- _The problem_
Pick out every line that holds the string "icon" and copy it.

- _Input rows_
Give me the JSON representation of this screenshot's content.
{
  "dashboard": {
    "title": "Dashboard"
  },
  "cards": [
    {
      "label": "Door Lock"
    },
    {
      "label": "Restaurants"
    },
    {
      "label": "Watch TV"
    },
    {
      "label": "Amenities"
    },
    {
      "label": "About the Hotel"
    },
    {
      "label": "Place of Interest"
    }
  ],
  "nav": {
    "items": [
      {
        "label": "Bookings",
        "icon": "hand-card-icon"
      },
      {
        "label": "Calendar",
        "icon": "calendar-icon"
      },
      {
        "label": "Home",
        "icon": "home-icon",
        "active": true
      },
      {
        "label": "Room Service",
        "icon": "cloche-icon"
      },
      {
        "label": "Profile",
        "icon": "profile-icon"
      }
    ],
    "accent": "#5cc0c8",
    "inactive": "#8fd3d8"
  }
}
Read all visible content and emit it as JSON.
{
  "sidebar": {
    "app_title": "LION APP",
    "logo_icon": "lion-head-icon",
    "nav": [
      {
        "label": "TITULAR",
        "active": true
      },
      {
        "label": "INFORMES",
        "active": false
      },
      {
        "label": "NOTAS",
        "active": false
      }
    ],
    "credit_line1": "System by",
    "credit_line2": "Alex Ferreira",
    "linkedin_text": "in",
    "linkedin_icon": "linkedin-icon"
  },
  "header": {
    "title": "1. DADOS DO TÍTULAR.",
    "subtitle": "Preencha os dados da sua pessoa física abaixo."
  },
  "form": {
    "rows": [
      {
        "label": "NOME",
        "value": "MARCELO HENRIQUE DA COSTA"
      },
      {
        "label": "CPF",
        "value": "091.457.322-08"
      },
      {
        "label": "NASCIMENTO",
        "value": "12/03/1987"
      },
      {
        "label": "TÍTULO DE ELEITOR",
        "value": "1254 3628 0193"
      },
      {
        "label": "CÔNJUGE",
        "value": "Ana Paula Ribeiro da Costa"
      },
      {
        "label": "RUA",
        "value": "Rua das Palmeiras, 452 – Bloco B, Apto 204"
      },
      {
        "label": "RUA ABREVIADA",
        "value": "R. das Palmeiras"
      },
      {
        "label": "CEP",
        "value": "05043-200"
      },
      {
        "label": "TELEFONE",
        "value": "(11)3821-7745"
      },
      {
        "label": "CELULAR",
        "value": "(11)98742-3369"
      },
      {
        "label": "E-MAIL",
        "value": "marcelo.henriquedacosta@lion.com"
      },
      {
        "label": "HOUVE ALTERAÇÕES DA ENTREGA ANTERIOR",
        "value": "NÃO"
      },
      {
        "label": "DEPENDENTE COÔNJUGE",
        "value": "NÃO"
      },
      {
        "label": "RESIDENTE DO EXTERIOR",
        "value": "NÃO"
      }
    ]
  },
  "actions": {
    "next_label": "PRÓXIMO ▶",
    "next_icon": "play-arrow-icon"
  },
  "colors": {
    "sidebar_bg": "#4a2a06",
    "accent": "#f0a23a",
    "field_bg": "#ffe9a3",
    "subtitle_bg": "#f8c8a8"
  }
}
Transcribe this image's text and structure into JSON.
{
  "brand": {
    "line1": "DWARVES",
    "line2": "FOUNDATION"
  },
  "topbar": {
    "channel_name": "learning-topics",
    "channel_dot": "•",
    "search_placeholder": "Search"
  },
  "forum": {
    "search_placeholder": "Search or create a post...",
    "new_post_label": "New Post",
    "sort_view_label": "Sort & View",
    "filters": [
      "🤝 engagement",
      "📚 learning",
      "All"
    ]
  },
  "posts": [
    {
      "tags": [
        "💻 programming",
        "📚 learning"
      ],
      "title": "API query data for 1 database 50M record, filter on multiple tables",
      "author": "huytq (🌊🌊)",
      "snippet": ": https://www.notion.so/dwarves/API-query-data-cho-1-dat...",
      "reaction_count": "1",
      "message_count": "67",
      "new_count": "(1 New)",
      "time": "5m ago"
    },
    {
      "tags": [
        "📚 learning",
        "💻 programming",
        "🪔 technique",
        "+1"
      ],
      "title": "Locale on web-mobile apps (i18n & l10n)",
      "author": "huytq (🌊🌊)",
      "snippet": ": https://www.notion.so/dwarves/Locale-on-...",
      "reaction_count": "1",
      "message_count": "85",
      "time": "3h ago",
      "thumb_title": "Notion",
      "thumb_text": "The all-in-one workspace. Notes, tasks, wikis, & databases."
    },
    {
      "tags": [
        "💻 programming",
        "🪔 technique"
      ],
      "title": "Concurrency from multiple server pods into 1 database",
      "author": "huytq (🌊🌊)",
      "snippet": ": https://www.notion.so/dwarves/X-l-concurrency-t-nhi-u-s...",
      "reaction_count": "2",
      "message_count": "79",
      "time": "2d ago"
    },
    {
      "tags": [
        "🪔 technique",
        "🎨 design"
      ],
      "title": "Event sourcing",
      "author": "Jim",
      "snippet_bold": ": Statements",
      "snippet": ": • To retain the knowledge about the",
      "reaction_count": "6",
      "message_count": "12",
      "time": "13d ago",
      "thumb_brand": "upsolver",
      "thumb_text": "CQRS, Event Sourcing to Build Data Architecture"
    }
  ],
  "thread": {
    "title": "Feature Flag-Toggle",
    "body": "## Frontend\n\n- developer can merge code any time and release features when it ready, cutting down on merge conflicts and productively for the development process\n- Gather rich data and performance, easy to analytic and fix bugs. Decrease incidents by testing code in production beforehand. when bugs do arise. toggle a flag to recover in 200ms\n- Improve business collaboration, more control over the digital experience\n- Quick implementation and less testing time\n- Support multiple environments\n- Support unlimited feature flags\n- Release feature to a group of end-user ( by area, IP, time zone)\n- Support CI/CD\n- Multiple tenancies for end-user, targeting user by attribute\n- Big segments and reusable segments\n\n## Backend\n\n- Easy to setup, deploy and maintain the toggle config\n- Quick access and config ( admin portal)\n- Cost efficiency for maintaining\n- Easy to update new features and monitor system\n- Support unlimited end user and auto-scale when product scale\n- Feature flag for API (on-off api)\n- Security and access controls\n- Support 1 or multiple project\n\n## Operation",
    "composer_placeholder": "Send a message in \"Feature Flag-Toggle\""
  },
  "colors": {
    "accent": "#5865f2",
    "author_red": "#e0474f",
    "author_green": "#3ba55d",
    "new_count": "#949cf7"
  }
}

- _Complete answer_
        "icon": "hand-card-icon"
        "icon": "calendar-icon"
        "icon": "home-icon",
        "icon": "cloche-icon"
        "icon": "profile-icon"
    "logo_icon": "lion-head-icon",
    "linkedin_icon": "linkedin-icon"
    "next_icon": "play-arrow-icon"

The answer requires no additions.